>> start
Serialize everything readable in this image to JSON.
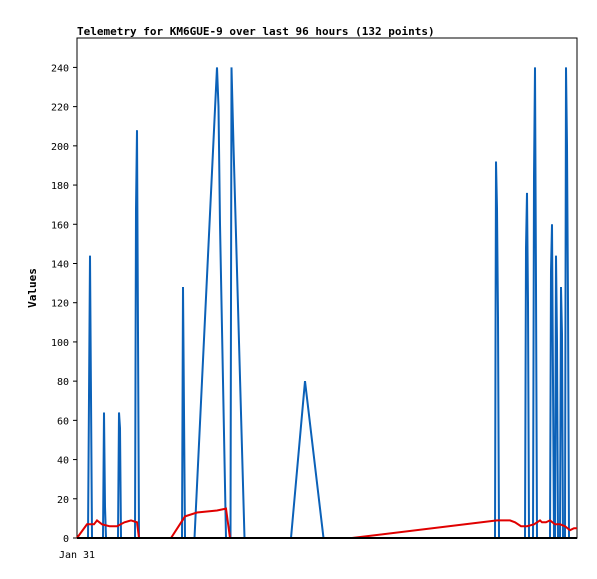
{
  "chart_data": {
    "type": "line",
    "title": "Telemetry for KM6GUE-9 over last 96 hours (132 points)",
    "ylabel": "Values",
    "xlabel": "",
    "x_tick_labels": [
      "Jan 31"
    ],
    "ylim": [
      0,
      255
    ],
    "y_ticks": [
      0,
      20,
      40,
      60,
      80,
      100,
      120,
      140,
      160,
      180,
      200,
      220,
      240
    ],
    "xlim": [
      0,
      100
    ],
    "grid": false,
    "legend": "none",
    "series": [
      {
        "color": "#0b61b8",
        "points": [
          [
            0,
            0
          ],
          [
            2.2,
            0
          ],
          [
            2.4,
            72
          ],
          [
            2.6,
            144
          ],
          [
            2.8,
            72
          ],
          [
            3.0,
            0
          ],
          [
            5.2,
            0
          ],
          [
            5.4,
            64
          ],
          [
            5.6,
            16
          ],
          [
            5.8,
            0
          ],
          [
            8.2,
            0
          ],
          [
            8.4,
            64
          ],
          [
            8.6,
            56
          ],
          [
            8.8,
            0
          ],
          [
            11.6,
            0
          ],
          [
            11.8,
            168
          ],
          [
            12.0,
            208
          ],
          [
            12.2,
            104
          ],
          [
            12.4,
            0
          ],
          [
            21.0,
            0
          ],
          [
            21.2,
            128
          ],
          [
            21.4,
            64
          ],
          [
            21.6,
            0
          ],
          [
            23.5,
            0
          ],
          [
            28.0,
            240
          ],
          [
            28.3,
            220
          ],
          [
            28.6,
            160
          ],
          [
            29.8,
            0
          ],
          [
            30.7,
            0
          ],
          [
            30.9,
            240
          ],
          [
            31.1,
            220
          ],
          [
            31.3,
            200
          ],
          [
            33.5,
            0
          ],
          [
            42.8,
            0
          ],
          [
            45.6,
            80
          ],
          [
            49.3,
            0
          ],
          [
            83.6,
            0
          ],
          [
            83.8,
            192
          ],
          [
            84.0,
            168
          ],
          [
            84.2,
            112
          ],
          [
            84.4,
            0
          ],
          [
            89.6,
            0
          ],
          [
            89.8,
            148
          ],
          [
            90.0,
            176
          ],
          [
            90.2,
            120
          ],
          [
            90.4,
            0
          ],
          [
            91.2,
            0
          ],
          [
            91.4,
            184
          ],
          [
            91.6,
            240
          ],
          [
            91.8,
            128
          ],
          [
            92.0,
            0
          ],
          [
            94.6,
            0
          ],
          [
            94.8,
            136
          ],
          [
            95.0,
            160
          ],
          [
            95.2,
            80
          ],
          [
            95.4,
            0
          ],
          [
            95.6,
            0
          ],
          [
            95.8,
            144
          ],
          [
            96.0,
            100
          ],
          [
            96.2,
            0
          ],
          [
            96.6,
            0
          ],
          [
            96.8,
            128
          ],
          [
            97.0,
            104
          ],
          [
            97.2,
            0
          ],
          [
            97.6,
            0
          ],
          [
            97.8,
            240
          ],
          [
            98.0,
            200
          ],
          [
            98.2,
            120
          ],
          [
            98.4,
            0
          ],
          [
            100,
            0
          ]
        ]
      },
      {
        "color": "#e00000",
        "points": [
          [
            0,
            0
          ],
          [
            2.0,
            7
          ],
          [
            3.4,
            7
          ],
          [
            4.0,
            9
          ],
          [
            5.0,
            7
          ],
          [
            6.5,
            6
          ],
          [
            8.0,
            6
          ],
          [
            9.5,
            8
          ],
          [
            10.8,
            9
          ],
          [
            12.0,
            8
          ],
          [
            12.4,
            0
          ],
          [
            18.8,
            0
          ],
          [
            21.6,
            11
          ],
          [
            24.0,
            13
          ],
          [
            28.0,
            14
          ],
          [
            29.8,
            15
          ],
          [
            30.6,
            0
          ],
          [
            55.0,
            0
          ],
          [
            84.0,
            9
          ],
          [
            86.6,
            9
          ],
          [
            87.6,
            8
          ],
          [
            88.8,
            6
          ],
          [
            90.0,
            6
          ],
          [
            91.4,
            7
          ],
          [
            92.6,
            9
          ],
          [
            93.0,
            8
          ],
          [
            93.8,
            8
          ],
          [
            94.6,
            9
          ],
          [
            95.6,
            7
          ],
          [
            96.6,
            7
          ],
          [
            97.6,
            6
          ],
          [
            98.6,
            4
          ],
          [
            99.4,
            5
          ],
          [
            100,
            5
          ]
        ]
      },
      {
        "color": "#000000",
        "points": [
          [
            0,
            0
          ],
          [
            100,
            0
          ]
        ]
      }
    ]
  }
}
>> end
--- Task to complete ---
Out of the material above, select every line that holds the string "color".

--- Answer for the task ---
        "color": "#0b61b8",
        "color": "#e00000",
        "color": "#000000",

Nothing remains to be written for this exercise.